Dataset entries:
______________________________

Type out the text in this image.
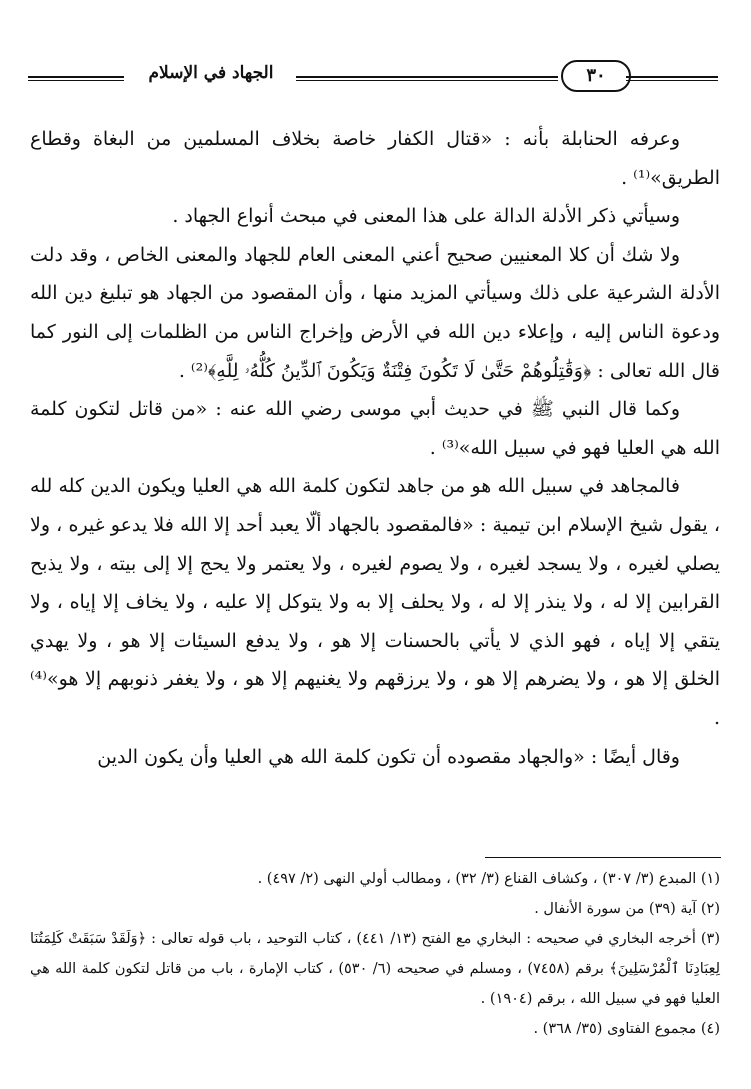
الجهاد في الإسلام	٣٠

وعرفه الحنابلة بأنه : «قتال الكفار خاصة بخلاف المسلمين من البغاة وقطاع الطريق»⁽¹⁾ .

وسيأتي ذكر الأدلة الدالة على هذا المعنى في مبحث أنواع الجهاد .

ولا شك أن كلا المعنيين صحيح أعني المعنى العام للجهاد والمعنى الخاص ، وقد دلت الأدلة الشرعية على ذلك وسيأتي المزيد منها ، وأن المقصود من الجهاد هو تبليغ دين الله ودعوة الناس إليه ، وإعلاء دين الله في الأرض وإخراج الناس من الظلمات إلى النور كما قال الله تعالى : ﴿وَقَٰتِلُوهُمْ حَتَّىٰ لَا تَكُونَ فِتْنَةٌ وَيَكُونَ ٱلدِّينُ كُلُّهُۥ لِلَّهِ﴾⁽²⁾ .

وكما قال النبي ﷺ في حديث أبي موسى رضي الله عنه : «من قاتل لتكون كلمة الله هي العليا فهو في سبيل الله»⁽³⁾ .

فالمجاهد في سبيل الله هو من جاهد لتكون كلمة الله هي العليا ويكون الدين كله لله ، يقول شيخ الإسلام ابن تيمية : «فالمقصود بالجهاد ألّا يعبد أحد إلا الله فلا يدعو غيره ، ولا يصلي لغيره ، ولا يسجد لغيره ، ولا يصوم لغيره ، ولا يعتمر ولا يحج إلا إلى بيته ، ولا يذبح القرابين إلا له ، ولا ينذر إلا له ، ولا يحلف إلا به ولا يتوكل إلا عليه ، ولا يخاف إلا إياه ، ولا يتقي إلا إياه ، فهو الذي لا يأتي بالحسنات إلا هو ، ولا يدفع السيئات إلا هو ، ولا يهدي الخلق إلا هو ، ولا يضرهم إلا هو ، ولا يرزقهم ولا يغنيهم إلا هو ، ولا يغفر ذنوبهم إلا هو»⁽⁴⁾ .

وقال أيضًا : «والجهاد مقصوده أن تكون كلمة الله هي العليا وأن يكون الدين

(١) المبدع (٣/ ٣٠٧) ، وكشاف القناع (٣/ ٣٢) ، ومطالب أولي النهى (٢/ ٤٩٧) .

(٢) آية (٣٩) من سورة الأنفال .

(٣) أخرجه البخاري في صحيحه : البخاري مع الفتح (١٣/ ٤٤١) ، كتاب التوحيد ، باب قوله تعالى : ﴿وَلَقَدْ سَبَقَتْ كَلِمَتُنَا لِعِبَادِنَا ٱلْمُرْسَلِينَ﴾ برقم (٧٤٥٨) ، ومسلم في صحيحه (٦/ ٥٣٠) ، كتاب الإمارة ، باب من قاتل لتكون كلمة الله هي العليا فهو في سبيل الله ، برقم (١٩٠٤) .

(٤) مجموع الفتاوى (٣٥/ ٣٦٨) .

______________________________

GOAL:
Return all the entries word for word, but omit any pictures they contain.

SOLVED EXERCISE:
Type out the text in this image.
الجهاد في الإسلام	٣٠

وعرفه الحنابلة بأنه : «قتال الكفار خاصة بخلاف المسلمين من البغاة وقطاع الطريق»⁽¹⁾ .

وسيأتي ذكر الأدلة الدالة على هذا المعنى في مبحث أنواع الجهاد .

ولا شك أن كلا المعنيين صحيح أعني المعنى العام للجهاد والمعنى الخاص ، وقد دلت الأدلة الشرعية على ذلك وسيأتي المزيد منها ، وأن المقصود من الجهاد هو تبليغ دين الله ودعوة الناس إليه ، وإعلاء دين الله في الأرض وإخراج الناس من الظلمات إلى النور كما قال الله تعالى : ﴿وَقَٰتِلُوهُمْ حَتَّىٰ لَا تَكُونَ فِتْنَةٌ وَيَكُونَ ٱلدِّينُ كُلُّهُۥ لِلَّهِ﴾⁽²⁾ .

وكما قال النبي ﷺ في حديث أبي موسى رضي الله عنه : «من قاتل لتكون كلمة الله هي العليا فهو في سبيل الله»⁽³⁾ .

فالمجاهد في سبيل الله هو من جاهد لتكون كلمة الله هي العليا ويكون الدين كله لله ، يقول شيخ الإسلام ابن تيمية : «فالمقصود بالجهاد ألّا يعبد أحد إلا الله فلا يدعو غيره ، ولا يصلي لغيره ، ولا يسجد لغيره ، ولا يصوم لغيره ، ولا يعتمر ولا يحج إلا إلى بيته ، ولا يذبح القرابين إلا له ، ولا ينذر إلا له ، ولا يحلف إلا به ولا يتوكل إلا عليه ، ولا يخاف إلا إياه ، ولا يتقي إلا إياه ، فهو الذي لا يأتي بالحسنات إلا هو ، ولا يدفع السيئات إلا هو ، ولا يهدي الخلق إلا هو ، ولا يضرهم إلا هو ، ولا يرزقهم ولا يغنيهم إلا هو ، ولا يغفر ذنوبهم إلا هو»⁽⁴⁾ .

وقال أيضًا : «والجهاد مقصوده أن تكون كلمة الله هي العليا وأن يكون الدين

(١) المبدع (٣/ ٣٠٧) ، وكشاف القناع (٣/ ٣٢) ، ومطالب أولي النهى (٢/ ٤٩٧) .

(٢) آية (٣٩) من سورة الأنفال .

(٣) أخرجه البخاري في صحيحه : البخاري مع الفتح (١٣/ ٤٤١) ، كتاب التوحيد ، باب قوله تعالى : ﴿وَلَقَدْ سَبَقَتْ كَلِمَتُنَا لِعِبَادِنَا ٱلْمُرْسَلِينَ﴾ برقم (٧٤٥٨) ، ومسلم في صحيحه (٦/ ٥٣٠) ، كتاب الإمارة ، باب من قاتل لتكون كلمة الله هي العليا فهو في سبيل الله ، برقم (١٩٠٤) .

(٤) مجموع الفتاوى (٣٥/ ٣٦٨) .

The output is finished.